- **GOAL**: Output every entry exactly as written, skipping any pictures.

- **RECORDS FOR THE TASK**:
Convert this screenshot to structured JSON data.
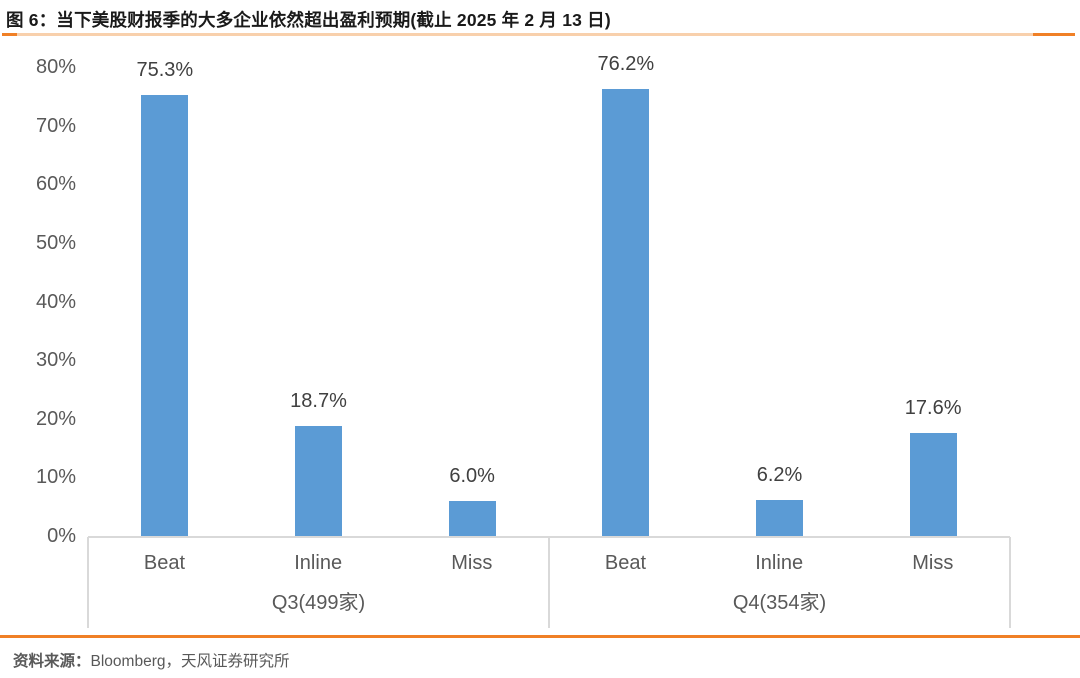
{
  "title": "图 6：当下美股财报季的大多企业依然超出盈利预期(截止 2025 年 2 月 13 日)",
  "source": {
    "label": "资料来源：",
    "text": "Bloomberg，天风证券研究所"
  },
  "colors": {
    "bar": "#5B9BD5",
    "accent_dark": "#F08026",
    "accent_light": "#F8D0AC",
    "axis_line": "#D9D9D9",
    "tick_text": "#595959",
    "data_label_text": "#404040"
  },
  "chart_data": {
    "type": "bar",
    "title": "当下美股财报季的大多企业依然超出盈利预期(截止 2025 年 2 月 13 日)",
    "xlabel": "",
    "ylabel": "",
    "ylim": [
      0,
      80
    ],
    "y_ticks": [
      "0%",
      "10%",
      "20%",
      "30%",
      "40%",
      "50%",
      "60%",
      "70%",
      "80%"
    ],
    "grid": false,
    "legend": "none",
    "bar_color": "#5B9BD5",
    "groups": [
      {
        "label": "Q3(499家)",
        "categories": [
          "Beat",
          "Inline",
          "Miss"
        ],
        "values": [
          75.3,
          18.7,
          6.0
        ],
        "data_labels": [
          "75.3%",
          "18.7%",
          "6.0%"
        ]
      },
      {
        "label": "Q4(354家)",
        "categories": [
          "Beat",
          "Inline",
          "Miss"
        ],
        "values": [
          76.2,
          6.2,
          17.6
        ],
        "data_labels": [
          "76.2%",
          "6.2%",
          "17.6%"
        ]
      }
    ]
  }
}
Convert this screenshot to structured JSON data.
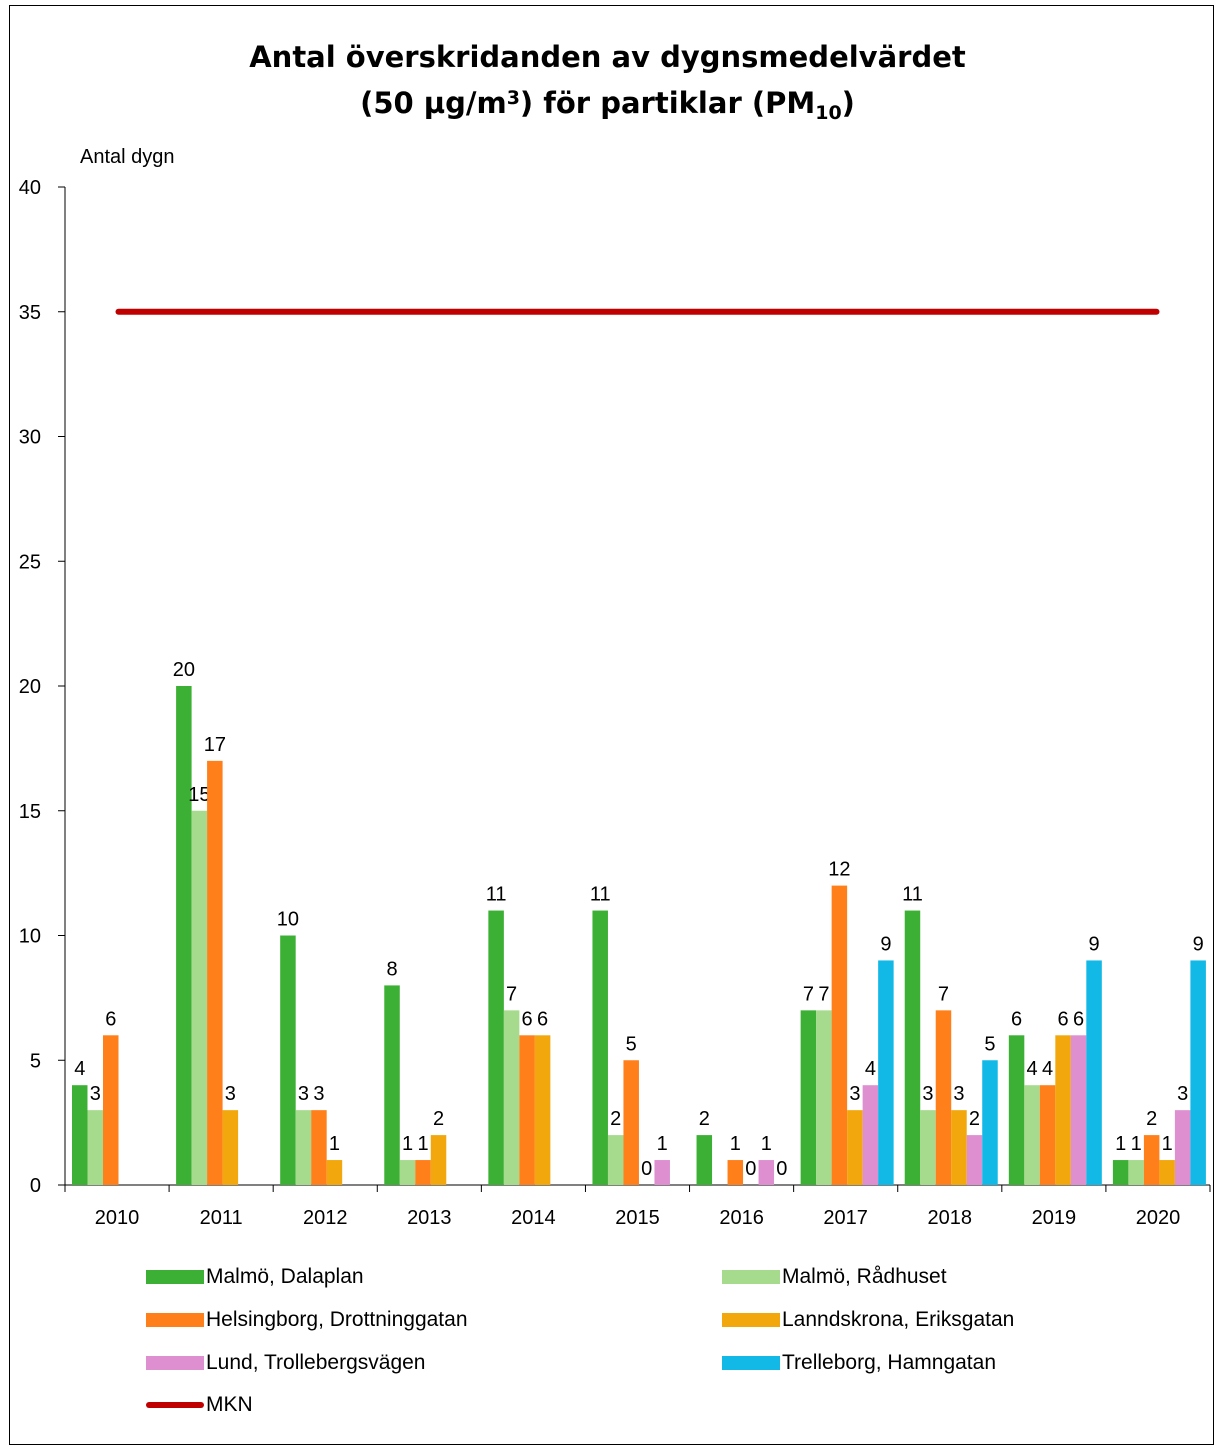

- **REPLY TO THE TASK**:
Convert this screenshot to structured JSON data.
{
  "title": "图 6：当下美股财报季的大多企业依然超出盈利预期(截止 2025 年 2 月 13 日)",
  "source": {
    "label": "资料来源：",
    "text": "Bloomberg，天风证券研究所"
  },
  "colors": {
    "bar": "#5B9BD5",
    "accent_dark": "#F08026",
    "accent_light": "#F8D0AC",
    "axis_line": "#D9D9D9",
    "tick_text": "#595959",
    "data_label_text": "#404040"
  },
  "chart_data": {
    "type": "bar",
    "title": "当下美股财报季的大多企业依然超出盈利预期(截止 2025 年 2 月 13 日)",
    "xlabel": "",
    "ylabel": "",
    "ylim": [
      0,
      80
    ],
    "y_ticks": [
      "0%",
      "10%",
      "20%",
      "30%",
      "40%",
      "50%",
      "60%",
      "70%",
      "80%"
    ],
    "grid": false,
    "legend": "none",
    "bar_color": "#5B9BD5",
    "groups": [
      {
        "label": "Q3(499家)",
        "categories": [
          "Beat",
          "Inline",
          "Miss"
        ],
        "values": [
          75.3,
          18.7,
          6.0
        ],
        "data_labels": [
          "75.3%",
          "18.7%",
          "6.0%"
        ]
      },
      {
        "label": "Q4(354家)",
        "categories": [
          "Beat",
          "Inline",
          "Miss"
        ],
        "values": [
          76.2,
          6.2,
          17.6
        ],
        "data_labels": [
          "76.2%",
          "6.2%",
          "17.6%"
        ]
      }
    ]
  }
}
Convert this screenshot to structured JSON data.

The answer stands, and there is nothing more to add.